» **Written request**
Among the entries below, find how many lines carry the word "scene" and state only that figure.

» **Supplied entries**
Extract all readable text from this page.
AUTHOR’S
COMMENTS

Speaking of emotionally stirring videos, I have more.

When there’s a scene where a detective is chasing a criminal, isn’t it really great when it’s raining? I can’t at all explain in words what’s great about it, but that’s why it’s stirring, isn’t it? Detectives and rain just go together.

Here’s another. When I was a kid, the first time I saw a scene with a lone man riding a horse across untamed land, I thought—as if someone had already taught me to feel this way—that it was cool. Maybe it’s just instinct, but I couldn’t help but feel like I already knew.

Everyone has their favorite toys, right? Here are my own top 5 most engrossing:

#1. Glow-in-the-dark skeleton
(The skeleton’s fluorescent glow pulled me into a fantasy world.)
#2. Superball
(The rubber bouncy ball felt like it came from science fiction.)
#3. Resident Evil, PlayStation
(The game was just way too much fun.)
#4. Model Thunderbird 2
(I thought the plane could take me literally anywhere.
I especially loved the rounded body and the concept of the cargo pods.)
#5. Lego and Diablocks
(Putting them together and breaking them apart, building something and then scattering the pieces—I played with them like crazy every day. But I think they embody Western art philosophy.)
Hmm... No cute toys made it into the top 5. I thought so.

...

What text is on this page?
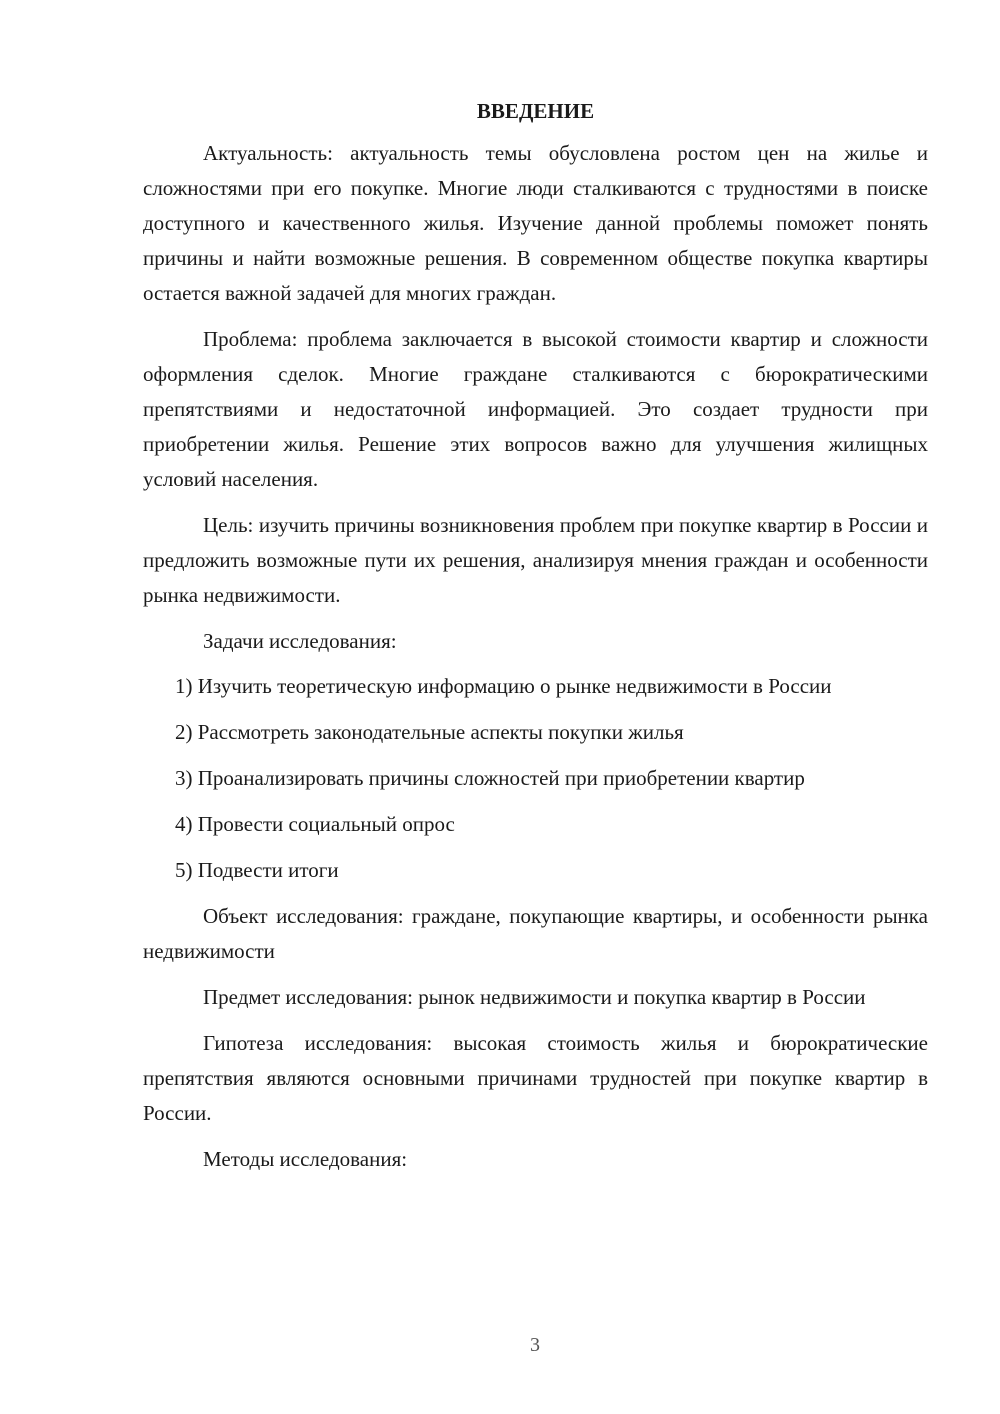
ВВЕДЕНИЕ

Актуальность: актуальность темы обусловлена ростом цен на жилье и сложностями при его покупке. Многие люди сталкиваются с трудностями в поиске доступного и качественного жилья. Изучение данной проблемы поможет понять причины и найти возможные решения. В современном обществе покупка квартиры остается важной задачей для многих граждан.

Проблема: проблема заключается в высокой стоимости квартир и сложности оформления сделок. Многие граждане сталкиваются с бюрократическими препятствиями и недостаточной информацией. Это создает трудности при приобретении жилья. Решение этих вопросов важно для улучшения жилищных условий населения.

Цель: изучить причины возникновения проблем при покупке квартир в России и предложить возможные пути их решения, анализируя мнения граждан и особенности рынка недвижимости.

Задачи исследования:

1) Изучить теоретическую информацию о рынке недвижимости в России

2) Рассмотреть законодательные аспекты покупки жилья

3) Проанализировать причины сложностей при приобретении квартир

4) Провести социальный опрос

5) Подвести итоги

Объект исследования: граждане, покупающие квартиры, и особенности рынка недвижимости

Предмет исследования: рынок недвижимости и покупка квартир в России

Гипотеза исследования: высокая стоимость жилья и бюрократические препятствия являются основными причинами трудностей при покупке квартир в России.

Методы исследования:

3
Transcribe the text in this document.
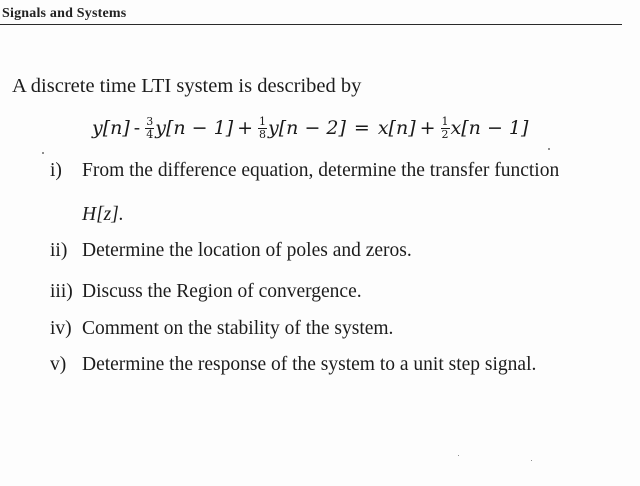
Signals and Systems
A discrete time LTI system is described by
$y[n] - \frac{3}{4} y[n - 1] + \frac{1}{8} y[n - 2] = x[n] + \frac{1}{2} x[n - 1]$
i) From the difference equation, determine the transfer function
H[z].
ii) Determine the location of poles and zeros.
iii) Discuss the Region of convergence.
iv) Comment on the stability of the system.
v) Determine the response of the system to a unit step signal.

--

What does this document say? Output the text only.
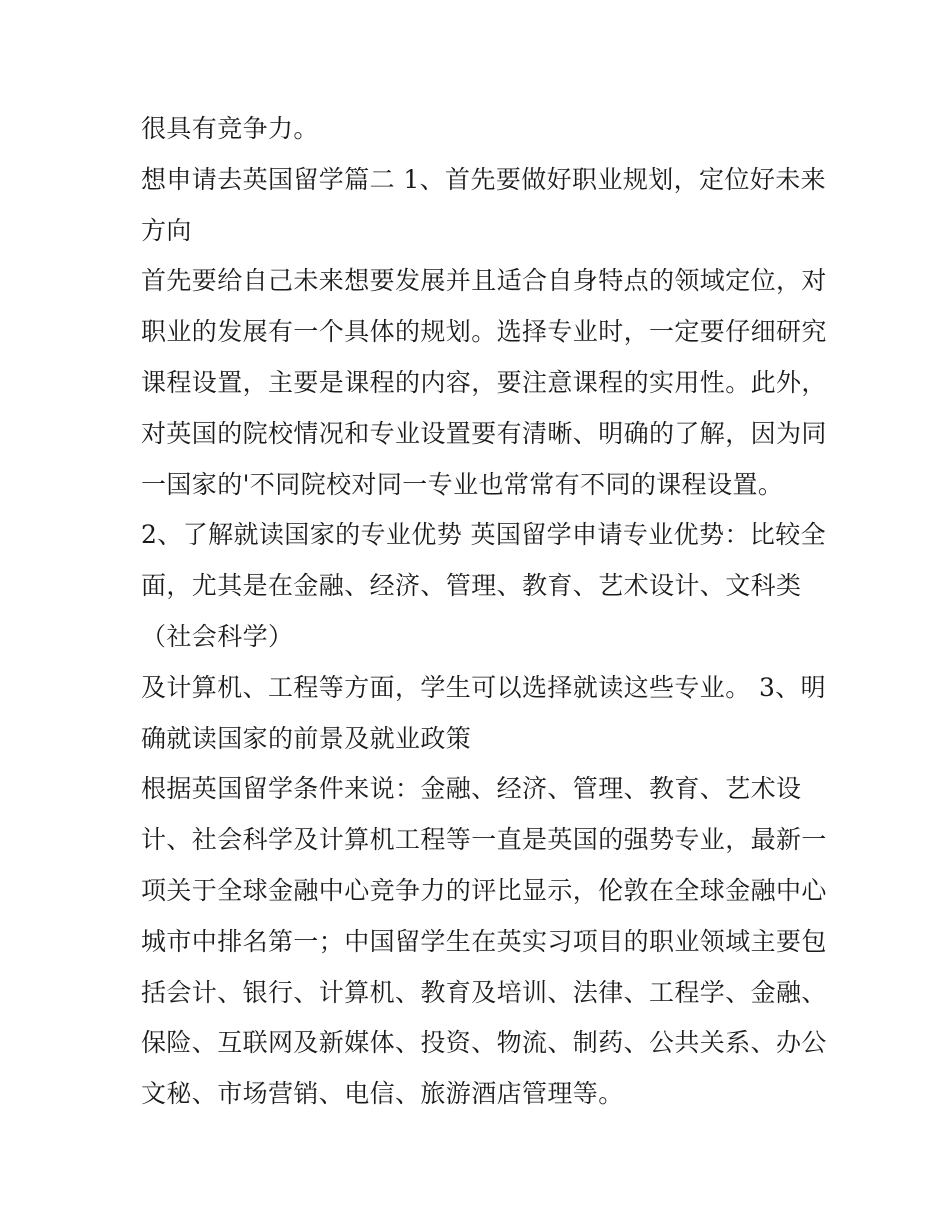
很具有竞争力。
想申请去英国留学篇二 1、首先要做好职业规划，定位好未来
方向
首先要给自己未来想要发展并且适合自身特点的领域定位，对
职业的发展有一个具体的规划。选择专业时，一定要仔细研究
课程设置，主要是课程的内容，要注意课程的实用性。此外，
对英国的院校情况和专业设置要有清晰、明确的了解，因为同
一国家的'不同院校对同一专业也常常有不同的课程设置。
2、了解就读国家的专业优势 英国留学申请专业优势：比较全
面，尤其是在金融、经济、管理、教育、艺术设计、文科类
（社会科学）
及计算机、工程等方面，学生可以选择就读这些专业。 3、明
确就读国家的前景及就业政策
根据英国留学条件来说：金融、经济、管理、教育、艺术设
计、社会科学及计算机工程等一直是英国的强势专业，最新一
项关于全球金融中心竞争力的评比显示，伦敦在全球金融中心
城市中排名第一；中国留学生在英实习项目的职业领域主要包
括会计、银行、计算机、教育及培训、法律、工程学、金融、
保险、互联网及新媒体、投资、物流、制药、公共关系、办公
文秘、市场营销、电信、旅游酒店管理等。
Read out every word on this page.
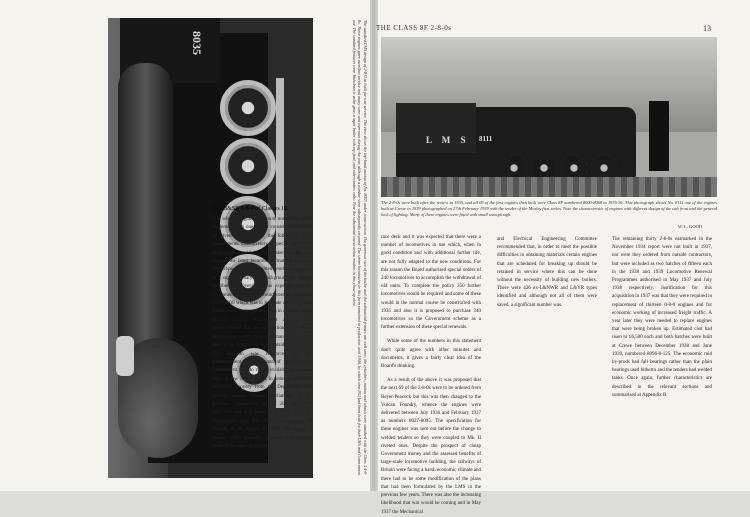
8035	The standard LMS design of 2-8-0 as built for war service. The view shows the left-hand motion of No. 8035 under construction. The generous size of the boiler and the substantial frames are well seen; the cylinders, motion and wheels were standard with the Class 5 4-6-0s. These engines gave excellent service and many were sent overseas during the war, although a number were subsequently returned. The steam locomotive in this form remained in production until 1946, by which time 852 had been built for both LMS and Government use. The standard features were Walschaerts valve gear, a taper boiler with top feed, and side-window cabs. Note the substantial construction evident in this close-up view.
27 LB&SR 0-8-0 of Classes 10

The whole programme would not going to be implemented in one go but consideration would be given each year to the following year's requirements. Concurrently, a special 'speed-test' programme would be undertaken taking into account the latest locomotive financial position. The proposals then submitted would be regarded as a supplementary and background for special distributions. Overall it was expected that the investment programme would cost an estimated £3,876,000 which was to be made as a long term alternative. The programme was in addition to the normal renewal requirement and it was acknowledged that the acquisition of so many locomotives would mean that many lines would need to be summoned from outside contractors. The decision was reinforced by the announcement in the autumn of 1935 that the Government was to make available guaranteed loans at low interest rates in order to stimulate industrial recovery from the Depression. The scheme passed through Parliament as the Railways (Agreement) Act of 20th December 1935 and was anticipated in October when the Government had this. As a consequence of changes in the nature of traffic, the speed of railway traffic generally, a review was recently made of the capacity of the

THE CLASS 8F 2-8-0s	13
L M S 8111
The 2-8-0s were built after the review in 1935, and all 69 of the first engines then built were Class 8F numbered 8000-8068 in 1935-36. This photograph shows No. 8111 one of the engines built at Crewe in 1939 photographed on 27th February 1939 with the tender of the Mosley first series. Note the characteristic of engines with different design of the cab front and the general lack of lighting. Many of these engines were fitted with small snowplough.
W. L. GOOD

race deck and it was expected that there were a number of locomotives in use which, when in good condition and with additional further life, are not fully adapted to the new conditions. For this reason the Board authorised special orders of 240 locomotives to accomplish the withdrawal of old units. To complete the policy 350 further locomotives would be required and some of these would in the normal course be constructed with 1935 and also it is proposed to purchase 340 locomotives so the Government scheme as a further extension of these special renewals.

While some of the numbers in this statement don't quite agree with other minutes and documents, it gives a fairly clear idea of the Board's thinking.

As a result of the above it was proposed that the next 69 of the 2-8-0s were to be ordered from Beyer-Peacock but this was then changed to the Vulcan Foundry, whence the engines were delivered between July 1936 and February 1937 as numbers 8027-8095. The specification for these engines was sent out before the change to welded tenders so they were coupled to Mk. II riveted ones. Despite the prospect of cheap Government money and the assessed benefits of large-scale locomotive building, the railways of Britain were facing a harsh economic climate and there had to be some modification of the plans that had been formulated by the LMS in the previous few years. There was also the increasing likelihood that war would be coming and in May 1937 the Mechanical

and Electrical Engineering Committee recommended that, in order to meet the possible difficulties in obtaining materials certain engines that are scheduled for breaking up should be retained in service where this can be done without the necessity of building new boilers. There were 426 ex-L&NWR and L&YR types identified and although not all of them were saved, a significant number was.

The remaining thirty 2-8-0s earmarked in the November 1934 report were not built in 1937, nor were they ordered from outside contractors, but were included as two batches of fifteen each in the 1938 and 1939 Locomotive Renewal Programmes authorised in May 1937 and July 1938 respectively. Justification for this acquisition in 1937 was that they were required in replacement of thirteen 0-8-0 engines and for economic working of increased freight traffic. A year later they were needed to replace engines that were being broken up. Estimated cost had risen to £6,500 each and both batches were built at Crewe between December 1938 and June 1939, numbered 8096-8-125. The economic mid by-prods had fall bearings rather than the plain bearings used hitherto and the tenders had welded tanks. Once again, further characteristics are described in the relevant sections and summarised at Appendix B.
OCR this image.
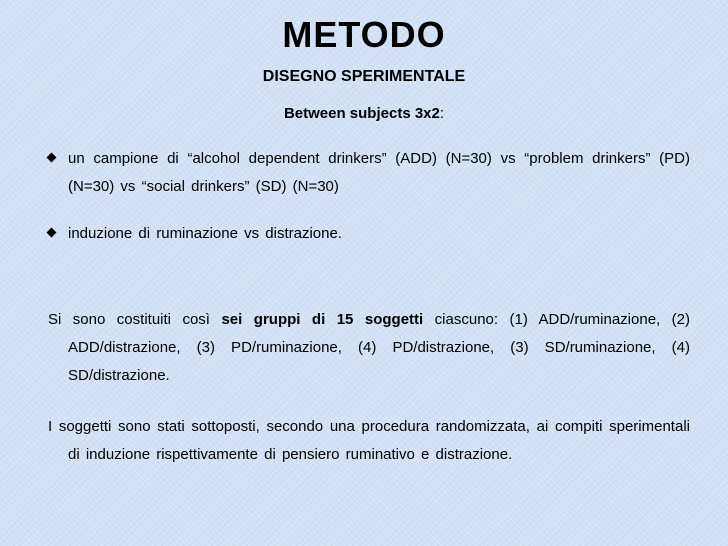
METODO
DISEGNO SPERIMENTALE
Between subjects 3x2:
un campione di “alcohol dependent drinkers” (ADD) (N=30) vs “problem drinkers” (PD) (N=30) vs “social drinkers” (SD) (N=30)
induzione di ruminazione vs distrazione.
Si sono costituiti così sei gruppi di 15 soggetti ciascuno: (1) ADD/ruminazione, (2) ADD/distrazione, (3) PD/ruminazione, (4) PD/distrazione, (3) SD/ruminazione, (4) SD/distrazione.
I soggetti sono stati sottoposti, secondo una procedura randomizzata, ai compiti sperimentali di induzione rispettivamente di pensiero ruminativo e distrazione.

» **Output for this exercise**
2